— Start —

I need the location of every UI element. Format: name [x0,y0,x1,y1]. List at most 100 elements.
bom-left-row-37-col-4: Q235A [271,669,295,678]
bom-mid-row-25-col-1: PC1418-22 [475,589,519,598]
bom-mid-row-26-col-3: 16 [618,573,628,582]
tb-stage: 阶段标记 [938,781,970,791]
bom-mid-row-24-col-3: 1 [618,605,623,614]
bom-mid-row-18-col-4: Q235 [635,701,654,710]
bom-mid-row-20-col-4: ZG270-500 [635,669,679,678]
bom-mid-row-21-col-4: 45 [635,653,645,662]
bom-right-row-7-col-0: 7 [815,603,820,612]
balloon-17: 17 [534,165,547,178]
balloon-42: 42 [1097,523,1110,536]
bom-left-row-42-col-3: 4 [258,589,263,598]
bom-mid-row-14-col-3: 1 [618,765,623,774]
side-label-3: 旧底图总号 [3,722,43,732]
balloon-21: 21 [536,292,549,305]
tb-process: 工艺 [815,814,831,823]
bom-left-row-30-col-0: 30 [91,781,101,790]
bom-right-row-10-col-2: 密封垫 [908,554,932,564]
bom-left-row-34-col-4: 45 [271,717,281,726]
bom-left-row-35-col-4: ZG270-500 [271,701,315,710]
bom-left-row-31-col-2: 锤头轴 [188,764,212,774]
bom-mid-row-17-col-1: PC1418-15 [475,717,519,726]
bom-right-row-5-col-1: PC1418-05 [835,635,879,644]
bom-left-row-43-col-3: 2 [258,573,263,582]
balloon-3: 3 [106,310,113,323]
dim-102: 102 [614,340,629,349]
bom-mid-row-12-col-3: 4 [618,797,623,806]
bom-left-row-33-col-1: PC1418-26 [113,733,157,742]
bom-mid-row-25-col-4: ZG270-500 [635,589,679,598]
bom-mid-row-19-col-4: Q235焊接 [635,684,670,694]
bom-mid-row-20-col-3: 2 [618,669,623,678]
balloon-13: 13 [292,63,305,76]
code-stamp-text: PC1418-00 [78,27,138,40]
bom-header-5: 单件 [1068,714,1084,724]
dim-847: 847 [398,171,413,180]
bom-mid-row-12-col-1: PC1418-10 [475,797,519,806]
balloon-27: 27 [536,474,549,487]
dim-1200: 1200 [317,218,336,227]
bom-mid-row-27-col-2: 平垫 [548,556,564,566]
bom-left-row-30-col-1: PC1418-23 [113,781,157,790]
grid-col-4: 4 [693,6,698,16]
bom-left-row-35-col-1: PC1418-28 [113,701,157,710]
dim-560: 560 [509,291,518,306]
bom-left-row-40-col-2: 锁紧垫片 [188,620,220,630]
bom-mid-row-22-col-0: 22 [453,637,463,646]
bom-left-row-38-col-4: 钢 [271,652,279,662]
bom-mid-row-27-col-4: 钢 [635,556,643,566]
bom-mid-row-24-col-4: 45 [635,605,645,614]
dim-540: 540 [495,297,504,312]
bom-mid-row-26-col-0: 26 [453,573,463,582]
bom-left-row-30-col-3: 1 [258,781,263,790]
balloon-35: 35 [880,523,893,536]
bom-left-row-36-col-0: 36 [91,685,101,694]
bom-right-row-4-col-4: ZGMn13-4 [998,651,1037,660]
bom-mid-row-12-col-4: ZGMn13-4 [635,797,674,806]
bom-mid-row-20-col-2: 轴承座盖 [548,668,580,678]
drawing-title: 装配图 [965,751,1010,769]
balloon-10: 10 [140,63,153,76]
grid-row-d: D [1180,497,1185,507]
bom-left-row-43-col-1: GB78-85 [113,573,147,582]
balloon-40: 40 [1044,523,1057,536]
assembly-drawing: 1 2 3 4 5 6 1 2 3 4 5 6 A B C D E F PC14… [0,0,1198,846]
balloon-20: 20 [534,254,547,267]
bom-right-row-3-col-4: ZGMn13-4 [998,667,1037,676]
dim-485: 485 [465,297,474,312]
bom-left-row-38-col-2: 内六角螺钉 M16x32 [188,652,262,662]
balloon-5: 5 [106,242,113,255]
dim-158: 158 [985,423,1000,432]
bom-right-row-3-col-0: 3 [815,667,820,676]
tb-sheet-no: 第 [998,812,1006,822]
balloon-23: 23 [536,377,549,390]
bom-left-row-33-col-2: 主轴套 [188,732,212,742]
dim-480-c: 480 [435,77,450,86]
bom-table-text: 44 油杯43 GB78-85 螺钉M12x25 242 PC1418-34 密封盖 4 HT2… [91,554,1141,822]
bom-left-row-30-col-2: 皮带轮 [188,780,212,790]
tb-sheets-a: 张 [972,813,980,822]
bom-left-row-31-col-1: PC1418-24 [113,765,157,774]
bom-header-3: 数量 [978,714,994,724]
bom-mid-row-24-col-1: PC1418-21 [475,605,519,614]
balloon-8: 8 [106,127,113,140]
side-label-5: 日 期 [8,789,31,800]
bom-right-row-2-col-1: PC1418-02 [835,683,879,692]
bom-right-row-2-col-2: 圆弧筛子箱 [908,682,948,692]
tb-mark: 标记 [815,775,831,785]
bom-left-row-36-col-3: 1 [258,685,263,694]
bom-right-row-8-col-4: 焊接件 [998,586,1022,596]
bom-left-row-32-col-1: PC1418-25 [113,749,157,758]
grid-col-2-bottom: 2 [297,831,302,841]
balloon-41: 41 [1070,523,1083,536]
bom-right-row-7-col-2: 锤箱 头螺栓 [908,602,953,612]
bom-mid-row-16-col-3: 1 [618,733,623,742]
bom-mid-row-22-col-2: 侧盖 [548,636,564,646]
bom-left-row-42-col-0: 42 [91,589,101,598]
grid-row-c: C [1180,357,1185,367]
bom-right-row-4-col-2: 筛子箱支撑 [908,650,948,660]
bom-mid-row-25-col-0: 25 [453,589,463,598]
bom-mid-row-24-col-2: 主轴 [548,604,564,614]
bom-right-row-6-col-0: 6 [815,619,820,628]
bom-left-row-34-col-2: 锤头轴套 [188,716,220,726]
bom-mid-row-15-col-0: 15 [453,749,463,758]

— End —

▸ Given task
Copy every record above, keeping each line unchanged.

▸ Expected answer
I need the location of every UI element. Format: name [x0,y0,x1,y1]. List at most 100 elements.
bom-left-row-37-col-4: Q235A [271,669,295,678]
bom-mid-row-25-col-1: PC1418-22 [475,589,519,598]
bom-mid-row-26-col-3: 16 [618,573,628,582]
tb-stage: 阶段标记 [938,781,970,791]
bom-mid-row-24-col-3: 1 [618,605,623,614]
bom-mid-row-18-col-4: Q235 [635,701,654,710]
bom-mid-row-20-col-4: ZG270-500 [635,669,679,678]
bom-mid-row-21-col-4: 45 [635,653,645,662]
bom-right-row-7-col-0: 7 [815,603,820,612]
balloon-17: 17 [534,165,547,178]
balloon-42: 42 [1097,523,1110,536]
bom-left-row-42-col-3: 4 [258,589,263,598]
bom-mid-row-14-col-3: 1 [618,765,623,774]
side-label-3: 旧底图总号 [3,722,43,732]
balloon-21: 21 [536,292,549,305]
tb-process: 工艺 [815,814,831,823]
bom-left-row-30-col-0: 30 [91,781,101,790]
bom-right-row-10-col-2: 密封垫 [908,554,932,564]
bom-left-row-34-col-4: 45 [271,717,281,726]
bom-left-row-35-col-4: ZG270-500 [271,701,315,710]
bom-left-row-31-col-2: 锤头轴 [188,764,212,774]
bom-mid-row-17-col-1: PC1418-15 [475,717,519,726]
bom-right-row-5-col-1: PC1418-05 [835,635,879,644]
bom-left-row-43-col-3: 2 [258,573,263,582]
balloon-3: 3 [106,310,113,323]
dim-102: 102 [614,340,629,349]
bom-mid-row-12-col-3: 4 [618,797,623,806]
bom-left-row-33-col-1: PC1418-26 [113,733,157,742]
bom-mid-row-25-col-4: ZG270-500 [635,589,679,598]
bom-mid-row-19-col-4: Q235焊接 [635,684,670,694]
bom-mid-row-20-col-3: 2 [618,669,623,678]
balloon-13: 13 [292,63,305,76]
code-stamp-text: PC1418-00 [78,27,138,40]
bom-header-5: 单件 [1068,714,1084,724]
dim-847: 847 [398,171,413,180]
bom-mid-row-12-col-1: PC1418-10 [475,797,519,806]
balloon-27: 27 [536,474,549,487]
dim-1200: 1200 [317,218,336,227]
bom-mid-row-27-col-2: 平垫 [548,556,564,566]
bom-left-row-30-col-1: PC1418-23 [113,781,157,790]
grid-col-4: 4 [693,6,698,16]
bom-left-row-35-col-1: PC1418-28 [113,701,157,710]
dim-560: 560 [509,291,518,306]
bom-left-row-40-col-2: 锁紧垫片 [188,620,220,630]
bom-mid-row-22-col-0: 22 [453,637,463,646]
bom-left-row-38-col-4: 钢 [271,652,279,662]
bom-mid-row-27-col-4: 钢 [635,556,643,566]
bom-mid-row-24-col-4: 45 [635,605,645,614]
dim-540: 540 [495,297,504,312]
bom-mid-row-26-col-0: 26 [453,573,463,582]
bom-left-row-30-col-3: 1 [258,781,263,790]
balloon-35: 35 [880,523,893,536]
bom-left-row-36-col-0: 36 [91,685,101,694]
bom-right-row-4-col-4: ZGMn13-4 [998,651,1037,660]
bom-mid-row-12-col-4: ZGMn13-4 [635,797,674,806]
bom-mid-row-20-col-2: 轴承座盖 [548,668,580,678]
drawing-title: 装配图 [965,751,1010,769]
balloon-10: 10 [140,63,153,76]
grid-row-d: D [1180,497,1185,507]
bom-left-row-43-col-1: GB78-85 [113,573,147,582]
balloon-40: 40 [1044,523,1057,536]
assembly-drawing: 1 2 3 4 5 6 1 2 3 4 5 6 A B C D E F PC14… [0,0,1198,846]
balloon-20: 20 [534,254,547,267]
bom-right-row-3-col-4: ZGMn13-4 [998,667,1037,676]
dim-485: 485 [465,297,474,312]
bom-left-row-38-col-2: 内六角螺钉 M16x32 [188,652,262,662]
balloon-5: 5 [106,242,113,255]
dim-158: 158 [985,423,1000,432]
bom-right-row-3-col-0: 3 [815,667,820,676]
tb-sheet-no: 第 [998,812,1006,822]
balloon-23: 23 [536,377,549,390]
bom-left-row-33-col-2: 主轴套 [188,732,212,742]
dim-480-c: 480 [435,77,450,86]
bom-table-text: 44 油杯43 GB78-85 螺钉M12x25 242 PC1418-34 密封盖 4 HT2… [91,554,1141,822]
bom-left-row-30-col-2: 皮带轮 [188,780,212,790]
tb-sheets-a: 张 [972,813,980,822]
bom-left-row-31-col-1: PC1418-24 [113,765,157,774]
bom-header-3: 数量 [978,714,994,724]
bom-mid-row-24-col-1: PC1418-21 [475,605,519,614]
balloon-8: 8 [106,127,113,140]
side-label-5: 日 期 [8,789,31,800]
bom-right-row-2-col-1: PC1418-02 [835,683,879,692]
bom-right-row-2-col-2: 圆弧筛子箱 [908,682,948,692]
tb-mark: 标记 [815,775,831,785]
bom-left-row-36-col-3: 1 [258,685,263,694]
bom-right-row-8-col-4: 焊接件 [998,586,1022,596]
bom-left-row-32-col-1: PC1418-25 [113,749,157,758]
grid-col-2-bottom: 2 [297,831,302,841]
balloon-41: 41 [1070,523,1083,536]
bom-right-row-7-col-2: 锤箱 头螺栓 [908,602,953,612]
bom-mid-row-16-col-3: 1 [618,733,623,742]
bom-mid-row-22-col-2: 侧盖 [548,636,564,646]
bom-left-row-42-col-0: 42 [91,589,101,598]
grid-row-c: C [1180,357,1185,367]
bom-right-row-4-col-2: 筛子箱支撑 [908,650,948,660]
bom-mid-row-25-col-0: 25 [453,589,463,598]
bom-mid-row-24-col-2: 主轴 [548,604,564,614]
bom-right-row-6-col-0: 6 [815,619,820,628]
bom-left-row-34-col-2: 锤头轴套 [188,716,220,726]
bom-mid-row-15-col-0: 15 [453,749,463,758]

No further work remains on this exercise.